(Collected data)
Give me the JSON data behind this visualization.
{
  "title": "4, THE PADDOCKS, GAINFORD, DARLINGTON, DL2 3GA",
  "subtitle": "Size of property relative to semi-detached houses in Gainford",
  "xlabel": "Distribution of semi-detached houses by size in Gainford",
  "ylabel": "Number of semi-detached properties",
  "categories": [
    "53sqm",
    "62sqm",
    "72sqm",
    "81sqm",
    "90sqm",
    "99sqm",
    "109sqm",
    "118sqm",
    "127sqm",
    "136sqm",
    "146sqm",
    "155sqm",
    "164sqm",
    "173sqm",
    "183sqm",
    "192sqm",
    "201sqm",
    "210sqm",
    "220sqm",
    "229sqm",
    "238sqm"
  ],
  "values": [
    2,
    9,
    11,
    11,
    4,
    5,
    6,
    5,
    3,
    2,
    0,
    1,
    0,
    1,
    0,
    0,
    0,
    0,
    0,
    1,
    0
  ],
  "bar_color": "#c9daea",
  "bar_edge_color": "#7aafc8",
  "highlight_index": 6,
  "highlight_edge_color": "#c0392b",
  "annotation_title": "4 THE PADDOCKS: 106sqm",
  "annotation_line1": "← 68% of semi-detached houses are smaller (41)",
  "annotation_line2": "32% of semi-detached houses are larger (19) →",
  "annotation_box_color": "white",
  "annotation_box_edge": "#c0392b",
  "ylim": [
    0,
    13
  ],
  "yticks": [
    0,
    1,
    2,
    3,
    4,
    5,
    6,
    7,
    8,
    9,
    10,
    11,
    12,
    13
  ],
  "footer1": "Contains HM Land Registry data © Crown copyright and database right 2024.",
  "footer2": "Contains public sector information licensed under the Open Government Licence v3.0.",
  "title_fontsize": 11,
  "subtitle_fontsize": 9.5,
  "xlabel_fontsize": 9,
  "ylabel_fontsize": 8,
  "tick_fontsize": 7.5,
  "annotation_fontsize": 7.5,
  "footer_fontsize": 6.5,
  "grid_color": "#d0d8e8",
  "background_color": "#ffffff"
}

**Written request:** Go through the data and return every record exactly.

**Written response:**
Give me the JSON data behind this visualization.
{
  "title": "4, THE PADDOCKS, GAINFORD, DARLINGTON, DL2 3GA",
  "subtitle": "Size of property relative to semi-detached houses in Gainford",
  "xlabel": "Distribution of semi-detached houses by size in Gainford",
  "ylabel": "Number of semi-detached properties",
  "categories": [
    "53sqm",
    "62sqm",
    "72sqm",
    "81sqm",
    "90sqm",
    "99sqm",
    "109sqm",
    "118sqm",
    "127sqm",
    "136sqm",
    "146sqm",
    "155sqm",
    "164sqm",
    "173sqm",
    "183sqm",
    "192sqm",
    "201sqm",
    "210sqm",
    "220sqm",
    "229sqm",
    "238sqm"
  ],
  "values": [
    2,
    9,
    11,
    11,
    4,
    5,
    6,
    5,
    3,
    2,
    0,
    1,
    0,
    1,
    0,
    0,
    0,
    0,
    0,
    1,
    0
  ],
  "bar_color": "#c9daea",
  "bar_edge_color": "#7aafc8",
  "highlight_index": 6,
  "highlight_edge_color": "#c0392b",
  "annotation_title": "4 THE PADDOCKS: 106sqm",
  "annotation_line1": "← 68% of semi-detached houses are smaller (41)",
  "annotation_line2": "32% of semi-detached houses are larger (19) →",
  "annotation_box_color": "white",
  "annotation_box_edge": "#c0392b",
  "ylim": [
    0,
    13
  ],
  "yticks": [
    0,
    1,
    2,
    3,
    4,
    5,
    6,
    7,
    8,
    9,
    10,
    11,
    12,
    13
  ],
  "footer1": "Contains HM Land Registry data © Crown copyright and database right 2024.",
  "footer2": "Contains public sector information licensed under the Open Government Licence v3.0.",
  "title_fontsize": 11,
  "subtitle_fontsize": 9.5,
  "xlabel_fontsize": 9,
  "ylabel_fontsize": 8,
  "tick_fontsize": 7.5,
  "annotation_fontsize": 7.5,
  "footer_fontsize": 6.5,
  "grid_color": "#d0d8e8",
  "background_color": "#ffffff"
}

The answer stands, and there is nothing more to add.